● **Given instruction**
Lines before the one containing "OCR this image." are excluded. Repeat that line and every line after it, exactly.

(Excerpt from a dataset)
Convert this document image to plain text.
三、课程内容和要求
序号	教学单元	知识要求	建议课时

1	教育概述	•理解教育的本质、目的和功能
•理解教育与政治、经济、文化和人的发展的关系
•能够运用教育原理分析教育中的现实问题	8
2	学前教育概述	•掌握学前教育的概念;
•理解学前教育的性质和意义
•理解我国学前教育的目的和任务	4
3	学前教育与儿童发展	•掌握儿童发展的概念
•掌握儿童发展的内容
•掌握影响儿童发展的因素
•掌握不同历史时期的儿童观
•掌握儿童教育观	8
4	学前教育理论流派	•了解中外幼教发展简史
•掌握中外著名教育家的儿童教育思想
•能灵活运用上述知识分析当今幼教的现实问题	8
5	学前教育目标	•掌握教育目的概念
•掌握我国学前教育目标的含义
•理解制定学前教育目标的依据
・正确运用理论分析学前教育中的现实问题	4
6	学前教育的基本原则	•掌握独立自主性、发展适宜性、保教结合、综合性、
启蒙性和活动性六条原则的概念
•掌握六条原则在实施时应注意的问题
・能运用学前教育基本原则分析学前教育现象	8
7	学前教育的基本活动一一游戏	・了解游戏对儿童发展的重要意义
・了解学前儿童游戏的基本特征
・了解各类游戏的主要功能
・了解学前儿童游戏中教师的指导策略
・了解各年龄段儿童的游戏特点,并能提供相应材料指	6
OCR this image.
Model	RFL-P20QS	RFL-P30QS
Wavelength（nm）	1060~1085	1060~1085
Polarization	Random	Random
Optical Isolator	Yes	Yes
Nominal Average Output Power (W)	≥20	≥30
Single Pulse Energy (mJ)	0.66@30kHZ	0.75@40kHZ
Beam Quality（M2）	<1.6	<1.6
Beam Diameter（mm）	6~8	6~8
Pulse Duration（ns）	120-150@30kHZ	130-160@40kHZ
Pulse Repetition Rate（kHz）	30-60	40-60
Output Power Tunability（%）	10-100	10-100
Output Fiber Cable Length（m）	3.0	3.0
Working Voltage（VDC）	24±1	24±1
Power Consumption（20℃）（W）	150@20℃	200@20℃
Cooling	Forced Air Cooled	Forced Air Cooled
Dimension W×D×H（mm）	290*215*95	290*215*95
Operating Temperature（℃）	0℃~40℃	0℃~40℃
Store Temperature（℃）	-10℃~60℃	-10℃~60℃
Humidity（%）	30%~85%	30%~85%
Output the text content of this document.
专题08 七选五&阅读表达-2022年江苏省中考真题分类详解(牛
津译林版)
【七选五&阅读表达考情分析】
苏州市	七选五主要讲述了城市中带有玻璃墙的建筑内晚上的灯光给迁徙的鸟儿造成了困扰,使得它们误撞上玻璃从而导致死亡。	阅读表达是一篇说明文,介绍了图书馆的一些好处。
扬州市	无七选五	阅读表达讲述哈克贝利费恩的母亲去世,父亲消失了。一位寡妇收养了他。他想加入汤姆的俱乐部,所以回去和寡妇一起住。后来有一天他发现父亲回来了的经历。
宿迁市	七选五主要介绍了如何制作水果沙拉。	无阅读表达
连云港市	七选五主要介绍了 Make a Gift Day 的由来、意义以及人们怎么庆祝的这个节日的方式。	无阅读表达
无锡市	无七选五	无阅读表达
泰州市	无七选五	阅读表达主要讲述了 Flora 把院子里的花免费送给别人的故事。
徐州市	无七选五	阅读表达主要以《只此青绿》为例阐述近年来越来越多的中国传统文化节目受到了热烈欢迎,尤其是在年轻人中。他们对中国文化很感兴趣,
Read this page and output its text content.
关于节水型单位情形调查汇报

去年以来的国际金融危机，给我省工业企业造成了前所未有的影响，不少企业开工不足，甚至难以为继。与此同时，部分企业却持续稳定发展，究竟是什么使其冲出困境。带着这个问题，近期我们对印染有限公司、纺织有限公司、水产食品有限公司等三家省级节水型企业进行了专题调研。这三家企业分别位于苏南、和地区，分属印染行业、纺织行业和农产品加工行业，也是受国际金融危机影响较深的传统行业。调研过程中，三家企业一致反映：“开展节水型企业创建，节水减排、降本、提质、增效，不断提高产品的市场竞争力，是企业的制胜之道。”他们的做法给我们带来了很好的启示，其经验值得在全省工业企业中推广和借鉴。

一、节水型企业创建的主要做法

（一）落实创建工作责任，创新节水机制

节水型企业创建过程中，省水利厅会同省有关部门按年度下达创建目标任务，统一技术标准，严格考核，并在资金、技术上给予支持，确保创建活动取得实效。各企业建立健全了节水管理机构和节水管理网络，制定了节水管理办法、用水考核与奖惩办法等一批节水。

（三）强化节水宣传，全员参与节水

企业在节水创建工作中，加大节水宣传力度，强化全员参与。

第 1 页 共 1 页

● **Exercise response**
OCR this image.
Model	RFL-P20QS	RFL-P30QS
Wavelength（nm）	1060~1085	1060~1085
Polarization	Random	Random
Optical Isolator	Yes	Yes
Nominal Average Output Power (W)	≥20	≥30
Single Pulse Energy (mJ)	0.66@30kHZ	0.75@40kHZ
Beam Quality（M2）	<1.6	<1.6
Beam Diameter（mm）	6~8	6~8
Pulse Duration（ns）	120-150@30kHZ	130-160@40kHZ
Pulse Repetition Rate（kHz）	30-60	40-60
Output Power Tunability（%）	10-100	10-100
Output Fiber Cable Length（m）	3.0	3.0
Working Voltage（VDC）	24±1	24±1
Power Consumption（20℃）（W）	150@20℃	200@20℃
Cooling	Forced Air Cooled	Forced Air Cooled
Dimension W×D×H（mm）	290*215*95	290*215*95
Operating Temperature（℃）	0℃~40℃	0℃~40℃
Store Temperature（℃）	-10℃~60℃	-10℃~60℃
Humidity（%）	30%~85%	30%~85%
Output the text content of this document.
专题08 七选五&阅读表达-2022年江苏省中考真题分类详解(牛
津译林版)
【七选五&阅读表达考情分析】
苏州市	七选五主要讲述了城市中带有玻璃墙的建筑内晚上的灯光给迁徙的鸟儿造成了困扰,使得它们误撞上玻璃从而导致死亡。	阅读表达是一篇说明文,介绍了图书馆的一些好处。
扬州市	无七选五	阅读表达讲述哈克贝利费恩的母亲去世,父亲消失了。一位寡妇收养了他。他想加入汤姆的俱乐部,所以回去和寡妇一起住。后来有一天他发现父亲回来了的经历。
宿迁市	七选五主要介绍了如何制作水果沙拉。	无阅读表达
连云港市	七选五主要介绍了 Make a Gift Day 的由来、意义以及人们怎么庆祝的这个节日的方式。	无阅读表达
无锡市	无七选五	无阅读表达
泰州市	无七选五	阅读表达主要讲述了 Flora 把院子里的花免费送给别人的故事。
徐州市	无七选五	阅读表达主要以《只此青绿》为例阐述近年来越来越多的中国传统文化节目受到了热烈欢迎,尤其是在年轻人中。他们对中国文化很感兴趣,
Read this page and output its text content.
关于节水型单位情形调查汇报

去年以来的国际金融危机，给我省工业企业造成了前所未有的影响，不少企业开工不足，甚至难以为继。与此同时，部分企业却持续稳定发展，究竟是什么使其冲出困境。带着这个问题，近期我们对印染有限公司、纺织有限公司、水产食品有限公司等三家省级节水型企业进行了专题调研。这三家企业分别位于苏南、和地区，分属印染行业、纺织行业和农产品加工行业，也是受国际金融危机影响较深的传统行业。调研过程中，三家企业一致反映：“开展节水型企业创建，节水减排、降本、提质、增效，不断提高产品的市场竞争力，是企业的制胜之道。”他们的做法给我们带来了很好的启示，其经验值得在全省工业企业中推广和借鉴。

一、节水型企业创建的主要做法

（一）落实创建工作责任，创新节水机制

节水型企业创建过程中，省水利厅会同省有关部门按年度下达创建目标任务，统一技术标准，严格考核，并在资金、技术上给予支持，确保创建活动取得实效。各企业建立健全了节水管理机构和节水管理网络，制定了节水管理办法、用水考核与奖惩办法等一批节水。

（三）强化节水宣传，全员参与节水

企业在节水创建工作中，加大节水宣传力度，强化全员参与。

第 1 页 共 1 页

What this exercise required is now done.